**WHAT NEEDS TO BE DONE**
For the listing below, give the count of lines containing the string "قیمت" and nothing else.

(Records)

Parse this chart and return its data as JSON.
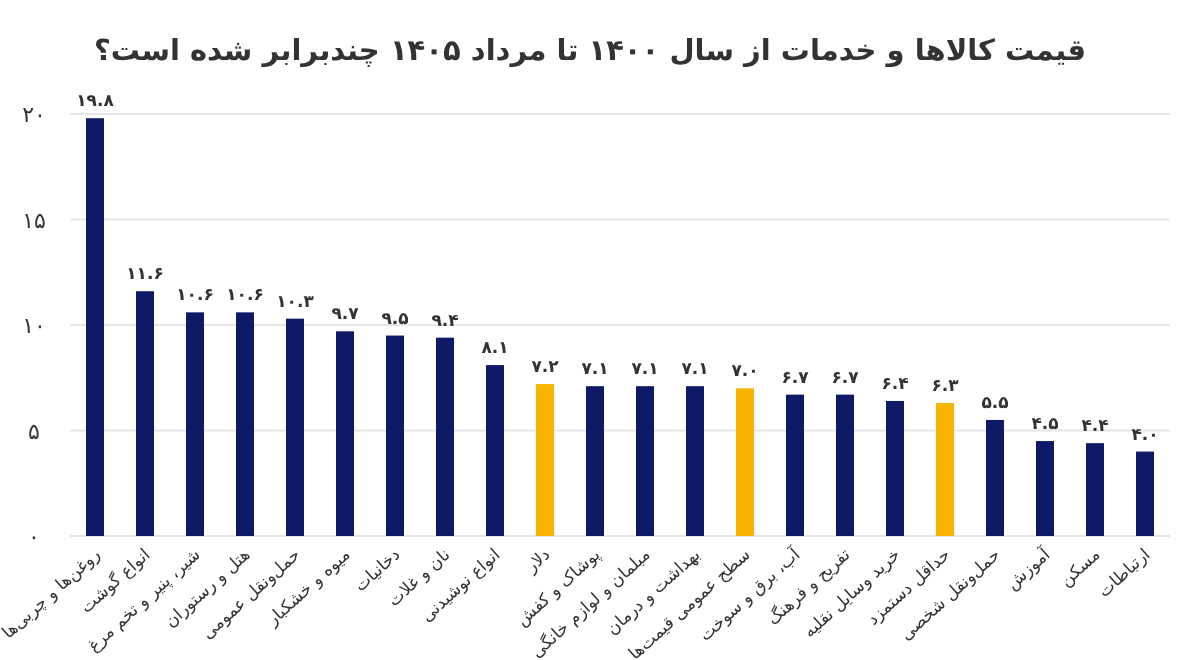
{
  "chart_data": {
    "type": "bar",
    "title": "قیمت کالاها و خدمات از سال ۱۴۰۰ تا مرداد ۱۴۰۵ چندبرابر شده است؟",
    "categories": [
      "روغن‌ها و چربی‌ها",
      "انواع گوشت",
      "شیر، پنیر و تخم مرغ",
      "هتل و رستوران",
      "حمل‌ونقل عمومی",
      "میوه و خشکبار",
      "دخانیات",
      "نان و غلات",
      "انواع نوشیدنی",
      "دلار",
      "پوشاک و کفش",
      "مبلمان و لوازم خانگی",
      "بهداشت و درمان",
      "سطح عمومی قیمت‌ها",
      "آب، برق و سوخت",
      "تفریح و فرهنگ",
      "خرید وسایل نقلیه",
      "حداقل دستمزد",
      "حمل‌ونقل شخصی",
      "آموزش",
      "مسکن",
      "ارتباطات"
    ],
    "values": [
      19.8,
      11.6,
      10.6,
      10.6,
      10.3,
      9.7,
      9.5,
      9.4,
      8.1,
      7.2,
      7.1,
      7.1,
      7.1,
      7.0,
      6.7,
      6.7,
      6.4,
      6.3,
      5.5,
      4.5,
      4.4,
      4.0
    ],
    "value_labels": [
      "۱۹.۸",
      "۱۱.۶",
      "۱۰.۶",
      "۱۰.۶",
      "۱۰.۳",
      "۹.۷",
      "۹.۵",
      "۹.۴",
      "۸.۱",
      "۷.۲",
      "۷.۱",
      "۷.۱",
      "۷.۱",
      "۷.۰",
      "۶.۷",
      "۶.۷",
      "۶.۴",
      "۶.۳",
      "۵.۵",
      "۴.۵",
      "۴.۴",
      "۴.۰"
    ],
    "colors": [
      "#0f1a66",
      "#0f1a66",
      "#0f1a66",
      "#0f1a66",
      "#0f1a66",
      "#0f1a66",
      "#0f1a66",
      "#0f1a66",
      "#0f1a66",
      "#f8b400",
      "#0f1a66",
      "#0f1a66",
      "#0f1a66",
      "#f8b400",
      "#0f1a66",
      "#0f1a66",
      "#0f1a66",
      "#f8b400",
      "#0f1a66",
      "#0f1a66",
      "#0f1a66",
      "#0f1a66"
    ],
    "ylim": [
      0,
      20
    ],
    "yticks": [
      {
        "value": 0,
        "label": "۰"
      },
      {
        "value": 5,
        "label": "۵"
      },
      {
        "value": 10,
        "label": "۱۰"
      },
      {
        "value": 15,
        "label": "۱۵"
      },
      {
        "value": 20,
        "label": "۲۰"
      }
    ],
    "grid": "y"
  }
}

**SOLUTION TO THIS PROBLEM**
2